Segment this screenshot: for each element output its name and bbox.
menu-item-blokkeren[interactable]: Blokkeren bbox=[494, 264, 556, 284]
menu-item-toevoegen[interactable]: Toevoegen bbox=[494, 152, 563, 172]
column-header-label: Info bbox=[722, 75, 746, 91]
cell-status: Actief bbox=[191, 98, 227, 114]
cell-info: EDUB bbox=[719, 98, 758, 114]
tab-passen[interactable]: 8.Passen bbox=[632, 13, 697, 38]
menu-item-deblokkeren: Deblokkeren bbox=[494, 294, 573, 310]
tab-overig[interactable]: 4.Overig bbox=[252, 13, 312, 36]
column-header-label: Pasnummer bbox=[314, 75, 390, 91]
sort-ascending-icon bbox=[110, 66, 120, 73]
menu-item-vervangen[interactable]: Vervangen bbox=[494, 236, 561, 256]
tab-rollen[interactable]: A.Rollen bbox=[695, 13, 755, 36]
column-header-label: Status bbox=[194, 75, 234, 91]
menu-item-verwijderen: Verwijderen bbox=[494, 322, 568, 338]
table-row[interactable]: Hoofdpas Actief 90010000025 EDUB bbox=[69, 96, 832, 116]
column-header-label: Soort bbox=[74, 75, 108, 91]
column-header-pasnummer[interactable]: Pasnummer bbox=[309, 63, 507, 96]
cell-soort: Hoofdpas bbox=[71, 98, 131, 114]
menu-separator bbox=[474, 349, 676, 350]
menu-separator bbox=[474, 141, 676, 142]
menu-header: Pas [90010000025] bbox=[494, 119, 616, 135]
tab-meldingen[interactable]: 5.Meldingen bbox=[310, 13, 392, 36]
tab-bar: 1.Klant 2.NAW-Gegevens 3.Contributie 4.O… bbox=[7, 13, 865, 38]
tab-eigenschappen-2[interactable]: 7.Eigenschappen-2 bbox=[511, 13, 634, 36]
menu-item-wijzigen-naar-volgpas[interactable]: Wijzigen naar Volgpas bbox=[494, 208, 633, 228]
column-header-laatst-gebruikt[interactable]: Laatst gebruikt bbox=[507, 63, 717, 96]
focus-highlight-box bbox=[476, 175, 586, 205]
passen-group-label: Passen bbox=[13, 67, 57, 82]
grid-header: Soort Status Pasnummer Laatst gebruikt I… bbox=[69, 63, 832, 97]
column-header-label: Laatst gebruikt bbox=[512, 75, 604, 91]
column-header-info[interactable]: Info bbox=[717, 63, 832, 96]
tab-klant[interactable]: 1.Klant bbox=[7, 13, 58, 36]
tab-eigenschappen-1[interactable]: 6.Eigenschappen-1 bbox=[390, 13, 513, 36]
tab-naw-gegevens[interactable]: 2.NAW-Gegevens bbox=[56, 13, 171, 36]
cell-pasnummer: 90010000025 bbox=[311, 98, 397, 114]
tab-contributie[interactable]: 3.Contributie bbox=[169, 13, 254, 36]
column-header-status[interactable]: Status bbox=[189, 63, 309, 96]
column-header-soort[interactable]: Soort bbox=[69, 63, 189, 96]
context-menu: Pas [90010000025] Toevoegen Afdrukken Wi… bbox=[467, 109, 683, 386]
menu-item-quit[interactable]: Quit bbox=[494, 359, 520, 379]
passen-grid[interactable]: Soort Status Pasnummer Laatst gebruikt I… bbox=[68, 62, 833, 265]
══════════════════════════════
Task directions:
Return every line of the records above unchanged, character for character.

Full output:
Segment this screenshot: for each element output its name and bbox.
menu-item-blokkeren[interactable]: Blokkeren bbox=[494, 264, 556, 284]
menu-item-toevoegen[interactable]: Toevoegen bbox=[494, 152, 563, 172]
column-header-label: Info bbox=[722, 75, 746, 91]
cell-status: Actief bbox=[191, 98, 227, 114]
cell-info: EDUB bbox=[719, 98, 758, 114]
tab-passen[interactable]: 8.Passen bbox=[632, 13, 697, 38]
menu-item-deblokkeren: Deblokkeren bbox=[494, 294, 573, 310]
tab-overig[interactable]: 4.Overig bbox=[252, 13, 312, 36]
column-header-label: Pasnummer bbox=[314, 75, 390, 91]
sort-ascending-icon bbox=[110, 66, 120, 73]
menu-item-vervangen[interactable]: Vervangen bbox=[494, 236, 561, 256]
tab-rollen[interactable]: A.Rollen bbox=[695, 13, 755, 36]
column-header-label: Status bbox=[194, 75, 234, 91]
menu-item-verwijderen: Verwijderen bbox=[494, 322, 568, 338]
table-row[interactable]: Hoofdpas Actief 90010000025 EDUB bbox=[69, 96, 832, 116]
column-header-label: Soort bbox=[74, 75, 108, 91]
column-header-pasnummer[interactable]: Pasnummer bbox=[309, 63, 507, 96]
cell-soort: Hoofdpas bbox=[71, 98, 131, 114]
menu-separator bbox=[474, 349, 676, 350]
menu-separator bbox=[474, 141, 676, 142]
menu-header: Pas [90010000025] bbox=[494, 119, 616, 135]
tab-meldingen[interactable]: 5.Meldingen bbox=[310, 13, 392, 36]
tab-bar: 1.Klant 2.NAW-Gegevens 3.Contributie 4.O… bbox=[7, 13, 865, 38]
tab-eigenschappen-2[interactable]: 7.Eigenschappen-2 bbox=[511, 13, 634, 36]
menu-item-wijzigen-naar-volgpas[interactable]: Wijzigen naar Volgpas bbox=[494, 208, 633, 228]
column-header-laatst-gebruikt[interactable]: Laatst gebruikt bbox=[507, 63, 717, 96]
focus-highlight-box bbox=[476, 175, 586, 205]
passen-group-label: Passen bbox=[13, 67, 57, 82]
grid-header: Soort Status Pasnummer Laatst gebruikt I… bbox=[69, 63, 832, 97]
column-header-label: Laatst gebruikt bbox=[512, 75, 604, 91]
column-header-info[interactable]: Info bbox=[717, 63, 832, 96]
tab-klant[interactable]: 1.Klant bbox=[7, 13, 58, 36]
tab-eigenschappen-1[interactable]: 6.Eigenschappen-1 bbox=[390, 13, 513, 36]
tab-naw-gegevens[interactable]: 2.NAW-Gegevens bbox=[56, 13, 171, 36]
cell-pasnummer: 90010000025 bbox=[311, 98, 397, 114]
tab-contributie[interactable]: 3.Contributie bbox=[169, 13, 254, 36]
column-header-status[interactable]: Status bbox=[189, 63, 309, 96]
column-header-soort[interactable]: Soort bbox=[69, 63, 189, 96]
context-menu: Pas [90010000025] Toevoegen Afdrukken Wi… bbox=[467, 109, 683, 386]
menu-item-quit[interactable]: Quit bbox=[494, 359, 520, 379]
passen-grid[interactable]: Soort Status Pasnummer Laatst gebruikt I… bbox=[68, 62, 833, 265]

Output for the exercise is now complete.